--- TASK DATA ---

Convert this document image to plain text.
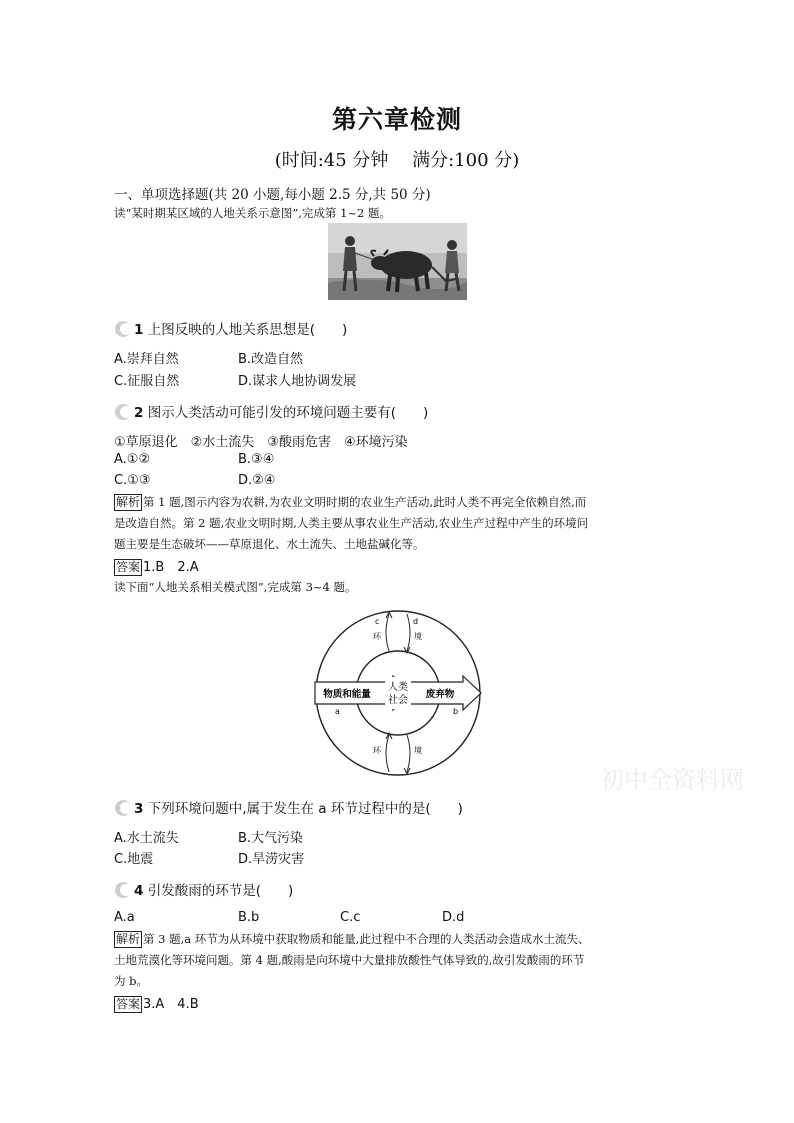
第六章检测
(时间:45 分钟　 满分:100 分)
一、单项选择题(共 20 小题,每小题 2.5 分,共 50 分)
读“某时期某区域的人地关系示意图”,完成第 1~2 题。
1 上图反映的人地关系思想是(　　)
A.崇拜自然	B.改造自然
C.征服自然	D.谋求人地协调发展
2 图示人类活动可能引发的环境问题主要有(　　)
①草原退化　②水土流失　③酸雨危害　④环境污染
A.①②	B.③④
C.①③	D.②④
解析 第 1 题,图示内容为农耕,为农业文明时期的农业生产活动,此时人类不再完全依赖自然,而
是改造自然。第 2 题,农业文明时期,人类主要从事农业生产活动,农业生产过程中产生的环境问
题主要是生态破坏——草原退化、水土流失、土地盐碱化等。
答案 1.B　2.A
读下面“人地关系相关模式图”,完成第 3~4 题。
人类
社会
物质和能量	废弃物
a	b
c	d
环	境
环	境
初中全资料网
3 下列环境问题中,属于发生在 a 环节过程中的是(　　)
A.水土流失	B.大气污染
C.地震	D.旱涝灾害
4 引发酸雨的环节是(　　)
A.a	B.b	C.c	D.d
解析 第 3 题,a 环节为从环境中获取物质和能量,此过程中不合理的人类活动会造成水土流失、
土地荒漠化等环境问题。第 4 题,酸雨是向环境中大量排放酸性气体导致的,故引发酸雨的环节
为 b。
答案 3.A　4.B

---

EXERCISE BRIEF.
Word for word, quote the full listing, omitting every picture.

PROBLEM SOLUTION.
Convert this document image to plain text.
第六章检测
(时间:45 分钟　 满分:100 分)
一、单项选择题(共 20 小题,每小题 2.5 分,共 50 分)
读“某时期某区域的人地关系示意图”,完成第 1~2 题。
1 上图反映的人地关系思想是(　　)
A.崇拜自然	B.改造自然
C.征服自然	D.谋求人地协调发展
2 图示人类活动可能引发的环境问题主要有(　　)
①草原退化　②水土流失　③酸雨危害　④环境污染
A.①②	B.③④
C.①③	D.②④
解析 第 1 题,图示内容为农耕,为农业文明时期的农业生产活动,此时人类不再完全依赖自然,而
是改造自然。第 2 题,农业文明时期,人类主要从事农业生产活动,农业生产过程中产生的环境问
题主要是生态破坏——草原退化、水土流失、土地盐碱化等。
答案 1.B　2.A
读下面“人地关系相关模式图”,完成第 3~4 题。
人类
社会
物质和能量	废弃物
a	b
c	d
环	境
环	境
初中全资料网
3 下列环境问题中,属于发生在 a 环节过程中的是(　　)
A.水土流失	B.大气污染
C.地震	D.旱涝灾害
4 引发酸雨的环节是(　　)
A.a	B.b	C.c	D.d
解析 第 3 题,a 环节为从环境中获取物质和能量,此过程中不合理的人类活动会造成水土流失、
土地荒漠化等环境问题。第 4 题,酸雨是向环境中大量排放酸性气体导致的,故引发酸雨的环节
为 b。
答案 3.A　4.B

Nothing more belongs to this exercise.